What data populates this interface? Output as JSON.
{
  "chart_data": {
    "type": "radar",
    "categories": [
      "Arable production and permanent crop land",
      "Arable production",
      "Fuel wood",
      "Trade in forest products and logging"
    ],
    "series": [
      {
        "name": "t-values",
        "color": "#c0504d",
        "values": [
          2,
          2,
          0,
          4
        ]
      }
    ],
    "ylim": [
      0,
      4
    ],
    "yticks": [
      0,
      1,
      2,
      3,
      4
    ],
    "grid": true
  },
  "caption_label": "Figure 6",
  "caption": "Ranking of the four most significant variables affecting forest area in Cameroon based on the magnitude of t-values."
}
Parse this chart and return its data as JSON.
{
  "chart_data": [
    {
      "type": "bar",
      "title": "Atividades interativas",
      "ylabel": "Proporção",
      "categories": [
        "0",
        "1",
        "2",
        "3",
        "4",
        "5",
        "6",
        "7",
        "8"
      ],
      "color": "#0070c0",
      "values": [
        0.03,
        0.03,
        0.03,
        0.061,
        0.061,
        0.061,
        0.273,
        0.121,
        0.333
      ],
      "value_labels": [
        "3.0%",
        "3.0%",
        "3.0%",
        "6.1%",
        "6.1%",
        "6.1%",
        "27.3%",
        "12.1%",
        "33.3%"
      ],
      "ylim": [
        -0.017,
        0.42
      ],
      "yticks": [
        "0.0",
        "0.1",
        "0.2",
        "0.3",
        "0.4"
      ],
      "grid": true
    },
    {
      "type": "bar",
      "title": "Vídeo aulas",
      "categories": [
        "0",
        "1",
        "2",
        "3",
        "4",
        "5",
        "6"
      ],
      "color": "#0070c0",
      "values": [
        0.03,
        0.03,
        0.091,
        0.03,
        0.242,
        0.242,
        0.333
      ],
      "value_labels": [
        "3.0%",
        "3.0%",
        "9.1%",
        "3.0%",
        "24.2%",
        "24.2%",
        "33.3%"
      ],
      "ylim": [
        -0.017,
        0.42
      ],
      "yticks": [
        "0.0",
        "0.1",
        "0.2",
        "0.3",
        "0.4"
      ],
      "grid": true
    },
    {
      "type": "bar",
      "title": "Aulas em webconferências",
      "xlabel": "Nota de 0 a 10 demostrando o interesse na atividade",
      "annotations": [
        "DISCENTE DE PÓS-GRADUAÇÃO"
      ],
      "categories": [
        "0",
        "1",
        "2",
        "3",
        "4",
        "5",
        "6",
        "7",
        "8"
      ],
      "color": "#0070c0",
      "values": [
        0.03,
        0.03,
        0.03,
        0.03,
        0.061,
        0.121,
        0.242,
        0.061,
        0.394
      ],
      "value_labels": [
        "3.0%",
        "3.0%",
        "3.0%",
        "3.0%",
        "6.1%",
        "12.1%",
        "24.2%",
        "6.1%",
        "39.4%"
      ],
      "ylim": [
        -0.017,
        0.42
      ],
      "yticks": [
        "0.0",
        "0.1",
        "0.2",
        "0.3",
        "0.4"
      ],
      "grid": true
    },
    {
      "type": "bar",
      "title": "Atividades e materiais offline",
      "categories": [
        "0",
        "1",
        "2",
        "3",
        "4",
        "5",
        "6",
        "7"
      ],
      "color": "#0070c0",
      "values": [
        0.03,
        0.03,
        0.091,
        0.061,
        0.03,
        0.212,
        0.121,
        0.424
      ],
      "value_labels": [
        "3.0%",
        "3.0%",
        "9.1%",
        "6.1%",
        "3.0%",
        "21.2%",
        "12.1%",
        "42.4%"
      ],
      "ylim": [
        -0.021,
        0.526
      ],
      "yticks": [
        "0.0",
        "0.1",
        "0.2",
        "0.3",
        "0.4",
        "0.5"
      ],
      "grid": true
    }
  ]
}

_WHAT YOU SHOULD DO_
Repeat the listing in full, keeping every line exactly as it is.

_EXERCISE OUTPUT_
What data populates this interface? Output as JSON.
{
  "chart_data": {
    "type": "radar",
    "categories": [
      "Arable production and permanent crop land",
      "Arable production",
      "Fuel wood",
      "Trade in forest products and logging"
    ],
    "series": [
      {
        "name": "t-values",
        "color": "#c0504d",
        "values": [
          2,
          2,
          0,
          4
        ]
      }
    ],
    "ylim": [
      0,
      4
    ],
    "yticks": [
      0,
      1,
      2,
      3,
      4
    ],
    "grid": true
  },
  "caption_label": "Figure 6",
  "caption": "Ranking of the four most significant variables affecting forest area in Cameroon based on the magnitude of t-values."
}
Parse this chart and return its data as JSON.
{
  "chart_data": [
    {
      "type": "bar",
      "title": "Atividades interativas",
      "ylabel": "Proporção",
      "categories": [
        "0",
        "1",
        "2",
        "3",
        "4",
        "5",
        "6",
        "7",
        "8"
      ],
      "color": "#0070c0",
      "values": [
        0.03,
        0.03,
        0.03,
        0.061,
        0.061,
        0.061,
        0.273,
        0.121,
        0.333
      ],
      "value_labels": [
        "3.0%",
        "3.0%",
        "3.0%",
        "6.1%",
        "6.1%",
        "6.1%",
        "27.3%",
        "12.1%",
        "33.3%"
      ],
      "ylim": [
        -0.017,
        0.42
      ],
      "yticks": [
        "0.0",
        "0.1",
        "0.2",
        "0.3",
        "0.4"
      ],
      "grid": true
    },
    {
      "type": "bar",
      "title": "Vídeo aulas",
      "categories": [
        "0",
        "1",
        "2",
        "3",
        "4",
        "5",
        "6"
      ],
      "color": "#0070c0",
      "values": [
        0.03,
        0.03,
        0.091,
        0.03,
        0.242,
        0.242,
        0.333
      ],
      "value_labels": [
        "3.0%",
        "3.0%",
        "9.1%",
        "3.0%",
        "24.2%",
        "24.2%",
        "33.3%"
      ],
      "ylim": [
        -0.017,
        0.42
      ],
      "yticks": [
        "0.0",
        "0.1",
        "0.2",
        "0.3",
        "0.4"
      ],
      "grid": true
    },
    {
      "type": "bar",
      "title": "Aulas em webconferências",
      "xlabel": "Nota de 0 a 10 demostrando o interesse na atividade",
      "annotations": [
        "DISCENTE DE PÓS-GRADUAÇÃO"
      ],
      "categories": [
        "0",
        "1",
        "2",
        "3",
        "4",
        "5",
        "6",
        "7",
        "8"
      ],
      "color": "#0070c0",
      "values": [
        0.03,
        0.03,
        0.03,
        0.03,
        0.061,
        0.121,
        0.242,
        0.061,
        0.394
      ],
      "value_labels": [
        "3.0%",
        "3.0%",
        "3.0%",
        "3.0%",
        "6.1%",
        "12.1%",
        "24.2%",
        "6.1%",
        "39.4%"
      ],
      "ylim": [
        -0.017,
        0.42
      ],
      "yticks": [
        "0.0",
        "0.1",
        "0.2",
        "0.3",
        "0.4"
      ],
      "grid": true
    },
    {
      "type": "bar",
      "title": "Atividades e materiais offline",
      "categories": [
        "0",
        "1",
        "2",
        "3",
        "4",
        "5",
        "6",
        "7"
      ],
      "color": "#0070c0",
      "values": [
        0.03,
        0.03,
        0.091,
        0.061,
        0.03,
        0.212,
        0.121,
        0.424
      ],
      "value_labels": [
        "3.0%",
        "3.0%",
        "9.1%",
        "6.1%",
        "3.0%",
        "21.2%",
        "12.1%",
        "42.4%"
      ],
      "ylim": [
        -0.021,
        0.526
      ],
      "yticks": [
        "0.0",
        "0.1",
        "0.2",
        "0.3",
        "0.4",
        "0.5"
      ],
      "grid": true
    }
  ]
}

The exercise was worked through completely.